### 文本段落
ProxyRequestsSession是一个旨在通过代理简化HTTP请求的Python类。它会自动从https://www.sslproxies.org/获取代理列表,并在每个请求时随机选择一个代理。如果某个代理失败,它会重试,直至达到最大尝试次数限制。

特性

  • 自动获取并轮换免费代理列表中的代理。
  • 支持GET和POST请求。
  • 支持日志记录,以追踪代理使用情况和错误。
  • 可自定义的超时和最大尝试次数设置。

环境要求

  • Python 3
  • requests
  • beautifulsoup4

使用方法

首先,确保你安装了所需的库:

pip install requests beautifulsoup4

使用方法

from proxy_requests_session import ProxyRequestsSession

# 创建一个 ProxyRequestsSession 实例
proxy_requests = ProxyRequestsSession()

# 执行一个GET请求
response = proxy_requests.get('http://ifconfig.me')
print(response.text)

# 如有需要,执行一个POST请求
# response = proxy_requests.post('http://example.com', data={'key': 'value'})
# print(response.text)

代码

import requests
from bs4 import BeautifulSoup
import random
import logging

class ProxyRequestsSession:
    def __init__(self):
        self.session = requests.Session()
        self.proxies = self.get_proxies()
        self.logger = logging.getLogger(__name__)

### 提取条目
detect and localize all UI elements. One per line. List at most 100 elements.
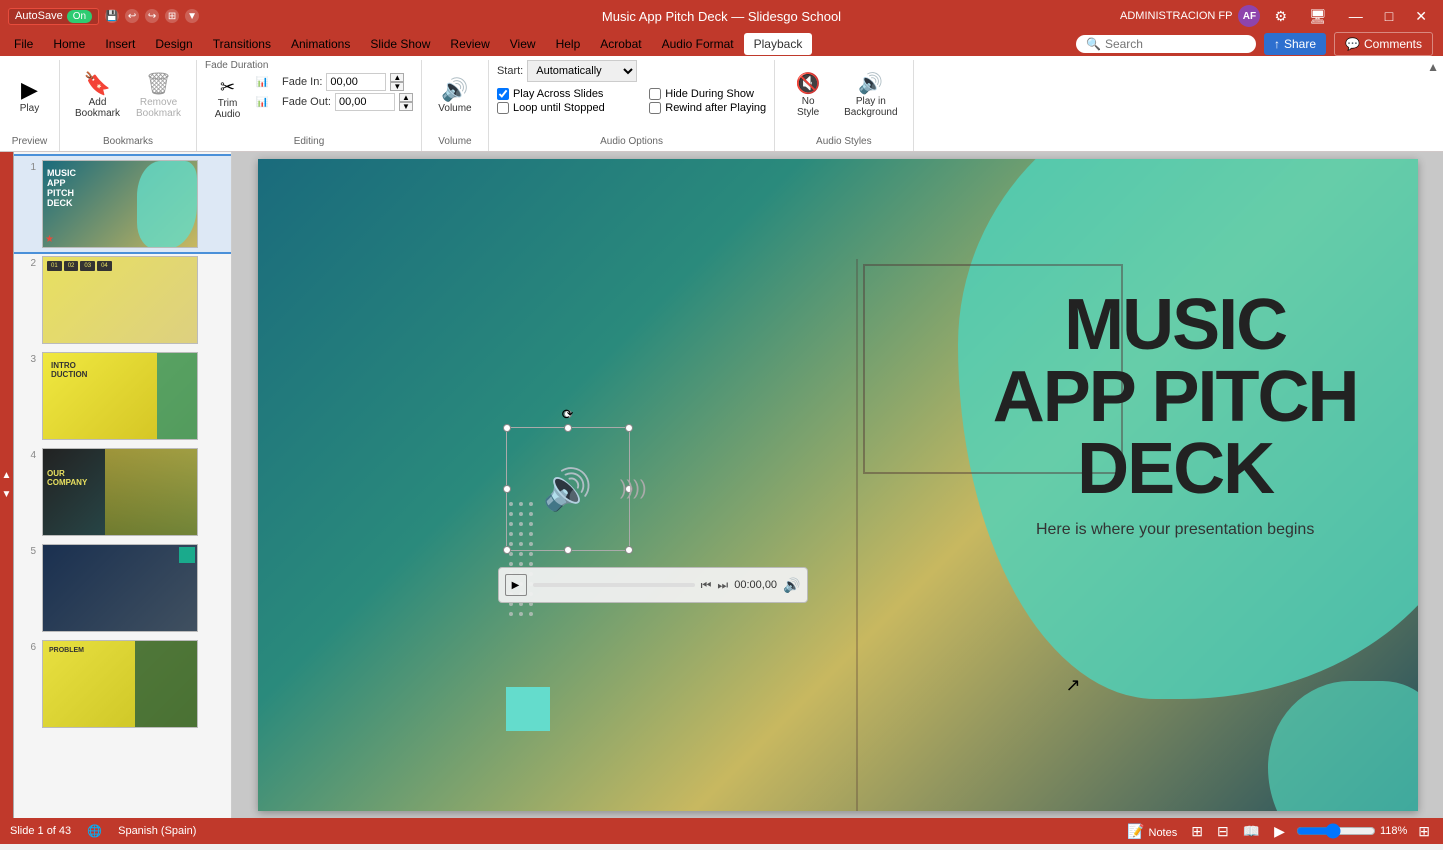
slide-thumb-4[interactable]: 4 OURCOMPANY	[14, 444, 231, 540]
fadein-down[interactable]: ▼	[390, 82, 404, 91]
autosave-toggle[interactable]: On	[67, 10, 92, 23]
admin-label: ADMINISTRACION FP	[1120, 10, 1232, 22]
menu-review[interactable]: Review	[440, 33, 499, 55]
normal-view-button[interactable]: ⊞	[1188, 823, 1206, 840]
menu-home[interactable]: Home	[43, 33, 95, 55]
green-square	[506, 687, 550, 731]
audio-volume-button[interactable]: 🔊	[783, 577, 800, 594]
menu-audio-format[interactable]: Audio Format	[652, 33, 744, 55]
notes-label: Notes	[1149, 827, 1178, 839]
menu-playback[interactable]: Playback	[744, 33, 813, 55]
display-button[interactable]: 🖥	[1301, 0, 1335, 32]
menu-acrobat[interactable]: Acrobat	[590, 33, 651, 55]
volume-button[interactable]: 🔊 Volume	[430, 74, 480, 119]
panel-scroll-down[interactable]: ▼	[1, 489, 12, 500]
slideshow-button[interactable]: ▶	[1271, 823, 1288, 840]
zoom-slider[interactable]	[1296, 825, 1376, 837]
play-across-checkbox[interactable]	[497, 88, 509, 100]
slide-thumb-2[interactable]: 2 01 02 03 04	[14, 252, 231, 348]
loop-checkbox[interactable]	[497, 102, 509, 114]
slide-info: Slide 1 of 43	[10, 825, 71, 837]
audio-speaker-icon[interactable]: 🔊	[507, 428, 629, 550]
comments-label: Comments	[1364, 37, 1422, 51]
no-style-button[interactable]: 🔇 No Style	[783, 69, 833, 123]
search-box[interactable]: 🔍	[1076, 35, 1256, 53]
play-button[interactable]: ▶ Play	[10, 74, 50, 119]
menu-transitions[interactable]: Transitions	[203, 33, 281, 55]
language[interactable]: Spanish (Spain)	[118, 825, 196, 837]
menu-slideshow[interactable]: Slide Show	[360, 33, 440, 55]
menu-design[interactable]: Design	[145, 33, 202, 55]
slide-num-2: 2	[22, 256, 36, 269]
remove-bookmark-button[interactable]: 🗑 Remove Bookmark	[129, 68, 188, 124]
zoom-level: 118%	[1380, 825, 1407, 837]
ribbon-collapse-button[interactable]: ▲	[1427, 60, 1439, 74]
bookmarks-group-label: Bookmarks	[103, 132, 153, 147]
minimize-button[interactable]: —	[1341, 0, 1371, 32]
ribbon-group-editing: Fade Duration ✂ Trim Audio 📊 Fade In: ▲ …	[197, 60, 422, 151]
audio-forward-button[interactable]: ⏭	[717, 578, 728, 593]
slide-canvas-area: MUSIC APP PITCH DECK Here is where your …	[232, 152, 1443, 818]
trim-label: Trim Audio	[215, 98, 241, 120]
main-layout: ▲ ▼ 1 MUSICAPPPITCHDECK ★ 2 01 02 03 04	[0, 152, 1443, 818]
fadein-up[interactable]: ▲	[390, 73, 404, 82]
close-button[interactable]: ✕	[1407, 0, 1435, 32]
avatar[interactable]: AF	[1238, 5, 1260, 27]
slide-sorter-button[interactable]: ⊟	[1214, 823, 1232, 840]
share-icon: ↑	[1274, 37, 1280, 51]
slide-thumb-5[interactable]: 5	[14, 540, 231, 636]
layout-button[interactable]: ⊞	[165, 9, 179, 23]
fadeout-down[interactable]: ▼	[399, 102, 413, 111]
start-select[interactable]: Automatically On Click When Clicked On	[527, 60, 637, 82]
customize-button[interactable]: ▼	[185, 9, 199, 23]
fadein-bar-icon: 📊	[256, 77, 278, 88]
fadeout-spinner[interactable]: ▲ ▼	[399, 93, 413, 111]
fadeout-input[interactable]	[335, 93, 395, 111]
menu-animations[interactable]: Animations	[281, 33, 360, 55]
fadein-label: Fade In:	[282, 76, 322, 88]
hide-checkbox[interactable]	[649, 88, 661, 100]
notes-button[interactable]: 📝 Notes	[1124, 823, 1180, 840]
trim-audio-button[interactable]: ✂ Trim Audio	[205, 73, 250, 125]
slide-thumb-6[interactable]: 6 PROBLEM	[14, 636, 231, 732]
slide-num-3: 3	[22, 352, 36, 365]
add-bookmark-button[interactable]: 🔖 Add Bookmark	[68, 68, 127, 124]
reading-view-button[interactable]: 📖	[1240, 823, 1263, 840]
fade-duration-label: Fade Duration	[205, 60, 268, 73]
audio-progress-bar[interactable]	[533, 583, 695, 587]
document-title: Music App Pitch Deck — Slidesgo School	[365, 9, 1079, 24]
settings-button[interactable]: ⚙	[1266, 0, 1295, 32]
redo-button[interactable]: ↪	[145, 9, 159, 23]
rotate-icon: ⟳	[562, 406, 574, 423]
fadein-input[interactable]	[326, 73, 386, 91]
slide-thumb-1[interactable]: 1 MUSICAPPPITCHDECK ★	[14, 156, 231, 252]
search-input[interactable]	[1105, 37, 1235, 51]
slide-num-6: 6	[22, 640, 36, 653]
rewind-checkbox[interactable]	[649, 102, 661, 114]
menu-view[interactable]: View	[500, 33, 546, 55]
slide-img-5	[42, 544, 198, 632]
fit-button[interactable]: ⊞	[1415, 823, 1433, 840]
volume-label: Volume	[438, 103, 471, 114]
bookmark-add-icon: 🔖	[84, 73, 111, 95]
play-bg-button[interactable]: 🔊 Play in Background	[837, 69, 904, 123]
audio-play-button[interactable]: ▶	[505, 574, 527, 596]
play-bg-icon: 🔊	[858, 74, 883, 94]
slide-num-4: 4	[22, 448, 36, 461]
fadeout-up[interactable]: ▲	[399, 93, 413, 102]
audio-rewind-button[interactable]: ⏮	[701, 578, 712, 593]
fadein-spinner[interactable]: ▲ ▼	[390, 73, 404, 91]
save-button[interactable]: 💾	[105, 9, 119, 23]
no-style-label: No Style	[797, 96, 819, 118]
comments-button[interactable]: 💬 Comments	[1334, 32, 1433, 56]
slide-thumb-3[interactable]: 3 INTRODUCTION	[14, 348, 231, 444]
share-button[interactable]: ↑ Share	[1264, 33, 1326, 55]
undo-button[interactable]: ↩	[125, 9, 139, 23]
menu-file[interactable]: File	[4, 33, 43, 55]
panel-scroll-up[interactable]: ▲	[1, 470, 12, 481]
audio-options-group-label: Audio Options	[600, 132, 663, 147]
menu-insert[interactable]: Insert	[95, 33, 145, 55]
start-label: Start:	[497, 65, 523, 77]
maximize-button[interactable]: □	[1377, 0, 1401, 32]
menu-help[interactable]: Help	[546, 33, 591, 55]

* * *

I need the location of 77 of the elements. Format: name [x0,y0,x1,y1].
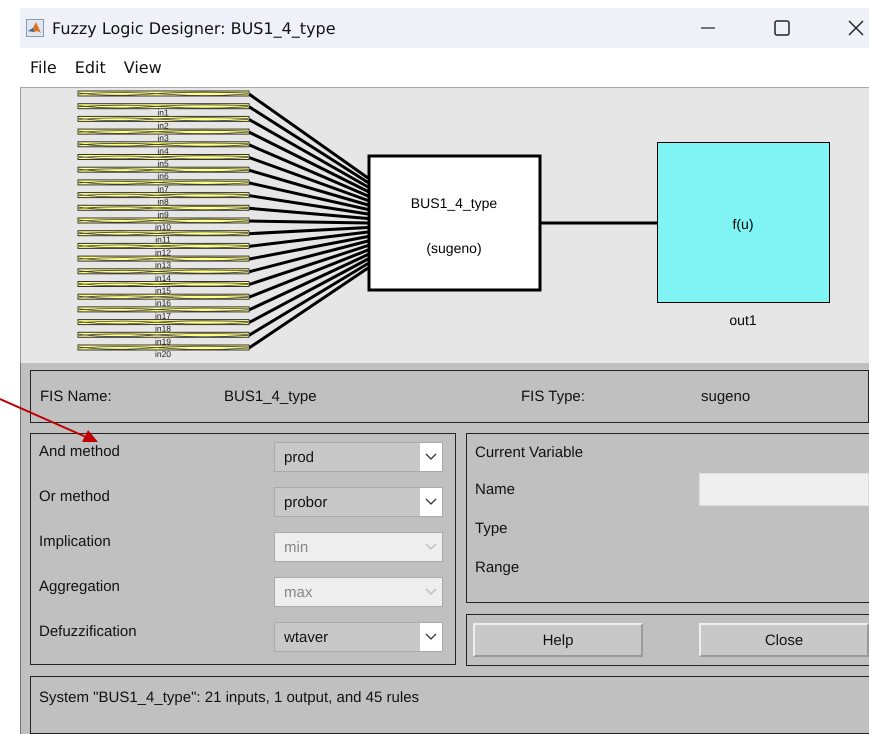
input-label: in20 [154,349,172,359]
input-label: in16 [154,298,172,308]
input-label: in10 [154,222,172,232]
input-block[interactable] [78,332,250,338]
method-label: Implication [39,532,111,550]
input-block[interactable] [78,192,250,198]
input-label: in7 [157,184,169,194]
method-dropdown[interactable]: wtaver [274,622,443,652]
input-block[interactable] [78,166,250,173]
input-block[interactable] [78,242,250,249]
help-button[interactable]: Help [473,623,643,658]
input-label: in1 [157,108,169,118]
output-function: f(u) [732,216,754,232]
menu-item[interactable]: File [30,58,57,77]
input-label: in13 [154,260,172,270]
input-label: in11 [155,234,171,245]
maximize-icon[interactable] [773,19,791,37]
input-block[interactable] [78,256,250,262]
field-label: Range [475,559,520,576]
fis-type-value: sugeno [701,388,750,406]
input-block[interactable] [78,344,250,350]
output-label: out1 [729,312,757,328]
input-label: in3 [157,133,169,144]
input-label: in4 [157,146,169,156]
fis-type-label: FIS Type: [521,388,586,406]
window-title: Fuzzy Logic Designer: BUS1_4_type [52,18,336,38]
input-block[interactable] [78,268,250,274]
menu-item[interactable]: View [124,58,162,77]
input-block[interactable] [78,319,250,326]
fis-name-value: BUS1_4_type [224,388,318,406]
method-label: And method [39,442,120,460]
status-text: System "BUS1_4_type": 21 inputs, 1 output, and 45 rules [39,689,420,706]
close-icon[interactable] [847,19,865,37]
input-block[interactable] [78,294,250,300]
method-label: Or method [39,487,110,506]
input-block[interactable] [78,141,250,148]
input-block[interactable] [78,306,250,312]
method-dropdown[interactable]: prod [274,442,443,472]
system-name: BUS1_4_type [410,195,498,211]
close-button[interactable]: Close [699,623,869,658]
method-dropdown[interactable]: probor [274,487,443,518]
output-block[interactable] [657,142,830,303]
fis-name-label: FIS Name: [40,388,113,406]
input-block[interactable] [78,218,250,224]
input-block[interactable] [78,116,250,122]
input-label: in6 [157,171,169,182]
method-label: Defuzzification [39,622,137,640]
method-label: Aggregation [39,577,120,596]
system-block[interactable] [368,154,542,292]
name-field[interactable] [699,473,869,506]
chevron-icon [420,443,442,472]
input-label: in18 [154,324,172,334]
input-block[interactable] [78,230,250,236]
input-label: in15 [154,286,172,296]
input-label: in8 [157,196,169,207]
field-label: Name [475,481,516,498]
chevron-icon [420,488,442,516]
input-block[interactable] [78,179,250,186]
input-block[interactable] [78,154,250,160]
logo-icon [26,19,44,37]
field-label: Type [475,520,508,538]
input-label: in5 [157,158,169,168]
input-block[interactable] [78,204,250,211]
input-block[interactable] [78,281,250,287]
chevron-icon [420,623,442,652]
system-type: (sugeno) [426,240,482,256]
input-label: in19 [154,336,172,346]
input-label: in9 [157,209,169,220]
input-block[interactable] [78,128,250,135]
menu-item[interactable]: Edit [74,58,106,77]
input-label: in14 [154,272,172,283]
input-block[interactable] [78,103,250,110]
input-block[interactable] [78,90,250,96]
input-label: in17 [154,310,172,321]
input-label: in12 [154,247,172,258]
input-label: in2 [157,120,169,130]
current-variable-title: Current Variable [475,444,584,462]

--

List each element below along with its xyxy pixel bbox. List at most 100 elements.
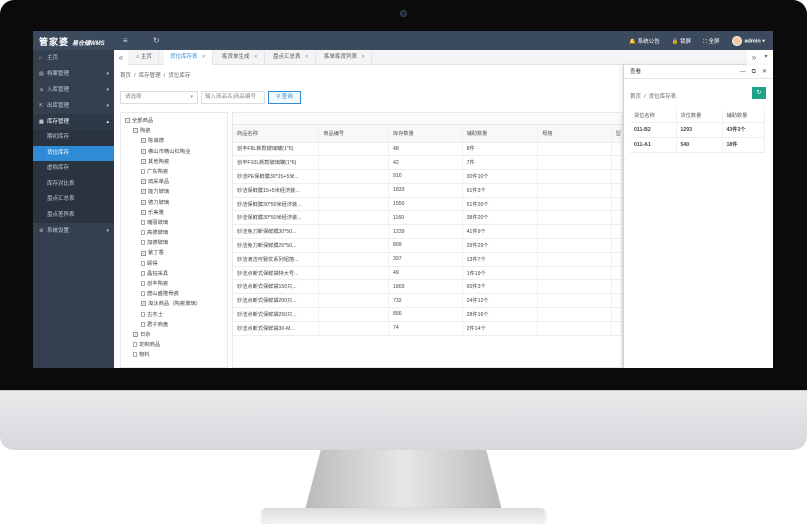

### 任务要求
把关于ProxyRequestsSession的文本中“特性”一节列出的所有条目都写出来。

### 输出结果
- 自动获取并轮换免费代理列表中的代理。
- 支持GET和POST请求。
- 支持日志记录,以追踪代理使用情况和错误。
- 可自定义的超时和最大尝试次数设置。